───── Trecho citado ─────
O Instituto Nacional de Estudos e Pesquisas Anísio Teixeira (Inep) diz não ter informações sobre o trabalho desse profissional, como especificar se há oferta de atendimento individual para os estudantes ou se há apenas o auxílio no desenvolvimento de atividades pedagógicas.

Integrante do Conselho Federal de Psicologia e especialista em psicologia escolar, Raquel Guzzo explica que a área trabalha com o coletivo, em atividades com os professores, alunos e responsáveis. Apesar de não realizarem terapias, como os psicólogos clínicos, os profissionais são responsáveis por acompanhar o ambiente escolar e identificar mudanças no comportamento dos alunos que fogem do normal.

— Na escola, o psicólogo trabalha em atividades mais coletivas e no acompanhamento do processo de cada jovem. Dependendo do caso, é feito encaminhamento do jovem para os centros de atendimento. A terapia é feita fora, não com o psicólogo escolar — esclarece.

Em dezembro de 2019, o então presidente Jair Bolsonaro promulgou a Lei Nº 13.935, que determina a presença de equipes multiprofissionais com serviços de psicologia e serviço social nas redes públicas de educação básica. A norma prevê o desenvolvimento de ações “para a melhoria da qualidade do processo de ensino-aprendizagem, com a participação da comunidade escolar, atuando na mediação das relações sociais e institucionais”.

As contratações, via Fundo de Manutenção e Desenvolvimento da Educação Básica e de Valorização dos Profissionais da Educação (Fundeb), só foram acontecer dois anos após a publicação, em dezembro de 2021. Já a efetiva implementação por estados e municípios começou no início de 2022.

Claudia Costin: sem psicólogos, volta ao presencial foi conturbada nas escolas no pós-pandemia — Foto: Edilson Dantas/Agência O Globo

Para a diretora do Centro de Excelência e Inovação em Políticas Educacionais da FGV, Claudia Costin, o atraso na adoção da lei e a ausência de psicólogos em escolas implicou em uma volta conturbada dos alunos às aulas presenciais pós-pandemia.
───── Dados fornecidos ─────
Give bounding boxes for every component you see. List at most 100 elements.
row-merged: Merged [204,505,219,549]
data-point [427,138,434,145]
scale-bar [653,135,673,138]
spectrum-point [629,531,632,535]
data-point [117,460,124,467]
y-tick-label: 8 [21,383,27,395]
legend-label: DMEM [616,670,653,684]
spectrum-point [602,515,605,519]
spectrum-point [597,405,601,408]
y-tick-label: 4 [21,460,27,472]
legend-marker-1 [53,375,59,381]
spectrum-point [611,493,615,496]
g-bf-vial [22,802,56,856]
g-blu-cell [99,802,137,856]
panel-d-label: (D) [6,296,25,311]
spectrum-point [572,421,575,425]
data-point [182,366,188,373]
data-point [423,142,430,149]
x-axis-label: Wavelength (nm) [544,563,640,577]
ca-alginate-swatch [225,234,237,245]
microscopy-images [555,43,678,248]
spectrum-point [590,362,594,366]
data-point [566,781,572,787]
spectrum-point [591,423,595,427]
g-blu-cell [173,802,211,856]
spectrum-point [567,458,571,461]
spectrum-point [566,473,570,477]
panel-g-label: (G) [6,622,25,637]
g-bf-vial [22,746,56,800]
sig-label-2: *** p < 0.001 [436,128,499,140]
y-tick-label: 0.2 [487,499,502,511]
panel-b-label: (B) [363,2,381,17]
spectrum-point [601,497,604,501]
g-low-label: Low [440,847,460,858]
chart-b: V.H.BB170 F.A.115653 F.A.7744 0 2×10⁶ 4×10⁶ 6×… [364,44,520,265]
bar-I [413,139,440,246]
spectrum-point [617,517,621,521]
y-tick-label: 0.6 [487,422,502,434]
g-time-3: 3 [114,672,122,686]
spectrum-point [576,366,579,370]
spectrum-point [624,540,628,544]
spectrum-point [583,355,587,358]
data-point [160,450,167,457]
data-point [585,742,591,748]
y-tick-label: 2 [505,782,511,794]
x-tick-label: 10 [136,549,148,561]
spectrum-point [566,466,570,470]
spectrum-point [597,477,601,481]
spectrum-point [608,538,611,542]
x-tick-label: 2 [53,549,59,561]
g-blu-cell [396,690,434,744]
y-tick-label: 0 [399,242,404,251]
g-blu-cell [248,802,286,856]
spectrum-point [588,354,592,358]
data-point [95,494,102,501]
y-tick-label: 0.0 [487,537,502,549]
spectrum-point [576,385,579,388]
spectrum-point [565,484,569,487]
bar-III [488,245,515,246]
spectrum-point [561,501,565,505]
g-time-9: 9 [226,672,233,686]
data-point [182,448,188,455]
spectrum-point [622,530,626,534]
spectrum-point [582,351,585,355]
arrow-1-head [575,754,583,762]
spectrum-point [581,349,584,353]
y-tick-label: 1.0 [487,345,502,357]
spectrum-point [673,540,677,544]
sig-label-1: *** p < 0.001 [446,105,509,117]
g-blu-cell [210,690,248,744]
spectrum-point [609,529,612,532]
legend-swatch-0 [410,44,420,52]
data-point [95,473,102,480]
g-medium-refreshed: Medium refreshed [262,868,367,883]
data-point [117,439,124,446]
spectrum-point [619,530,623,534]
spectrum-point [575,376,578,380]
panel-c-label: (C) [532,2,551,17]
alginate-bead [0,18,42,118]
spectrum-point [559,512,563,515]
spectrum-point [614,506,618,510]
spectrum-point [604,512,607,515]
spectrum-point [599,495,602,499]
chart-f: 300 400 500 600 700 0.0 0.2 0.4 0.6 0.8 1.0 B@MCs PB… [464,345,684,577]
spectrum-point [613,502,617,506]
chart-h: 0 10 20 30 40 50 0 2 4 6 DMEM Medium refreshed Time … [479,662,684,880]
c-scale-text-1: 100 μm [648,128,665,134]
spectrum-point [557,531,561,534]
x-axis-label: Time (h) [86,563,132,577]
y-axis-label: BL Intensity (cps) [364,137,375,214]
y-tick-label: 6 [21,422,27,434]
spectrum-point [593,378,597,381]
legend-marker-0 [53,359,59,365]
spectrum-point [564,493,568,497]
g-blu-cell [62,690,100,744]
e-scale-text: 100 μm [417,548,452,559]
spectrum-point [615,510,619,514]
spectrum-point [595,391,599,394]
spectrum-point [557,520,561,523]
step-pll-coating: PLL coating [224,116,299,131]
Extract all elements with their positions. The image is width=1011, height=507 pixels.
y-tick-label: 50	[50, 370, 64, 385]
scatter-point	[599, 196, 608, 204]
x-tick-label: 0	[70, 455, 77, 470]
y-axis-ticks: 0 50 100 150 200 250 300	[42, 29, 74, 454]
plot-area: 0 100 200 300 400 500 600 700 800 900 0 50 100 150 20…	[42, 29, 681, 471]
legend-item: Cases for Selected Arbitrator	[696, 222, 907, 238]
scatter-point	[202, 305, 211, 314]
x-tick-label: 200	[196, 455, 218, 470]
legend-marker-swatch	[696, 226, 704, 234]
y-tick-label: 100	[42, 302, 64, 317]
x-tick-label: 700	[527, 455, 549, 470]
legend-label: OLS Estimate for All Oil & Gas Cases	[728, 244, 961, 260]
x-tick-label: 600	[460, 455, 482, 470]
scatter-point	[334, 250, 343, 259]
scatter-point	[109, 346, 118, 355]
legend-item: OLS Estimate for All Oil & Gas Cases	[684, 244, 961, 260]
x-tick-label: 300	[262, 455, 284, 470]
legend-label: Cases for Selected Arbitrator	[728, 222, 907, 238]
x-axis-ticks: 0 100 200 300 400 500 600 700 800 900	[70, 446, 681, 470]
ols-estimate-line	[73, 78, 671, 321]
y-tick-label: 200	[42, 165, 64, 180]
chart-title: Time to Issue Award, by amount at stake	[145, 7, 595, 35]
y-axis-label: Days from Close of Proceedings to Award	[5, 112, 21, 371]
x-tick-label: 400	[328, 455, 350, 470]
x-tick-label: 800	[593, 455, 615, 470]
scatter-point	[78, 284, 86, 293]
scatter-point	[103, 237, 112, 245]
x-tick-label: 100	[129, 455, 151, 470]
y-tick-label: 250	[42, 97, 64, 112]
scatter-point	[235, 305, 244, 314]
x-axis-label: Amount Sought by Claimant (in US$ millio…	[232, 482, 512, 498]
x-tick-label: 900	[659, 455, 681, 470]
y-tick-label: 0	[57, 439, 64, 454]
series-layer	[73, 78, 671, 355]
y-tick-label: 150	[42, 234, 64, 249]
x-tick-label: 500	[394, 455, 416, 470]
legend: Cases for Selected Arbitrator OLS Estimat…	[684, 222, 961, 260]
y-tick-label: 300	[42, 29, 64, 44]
─────
Enunciado da tarefa
De acordo com o trecho sobre psicólogos nas escolas, quando foram feitas as contratações via Fundeb? As entradas acima provêm de outra fonte.

Resposta
Em dezembro de 2021, dois anos após a publicação da lei.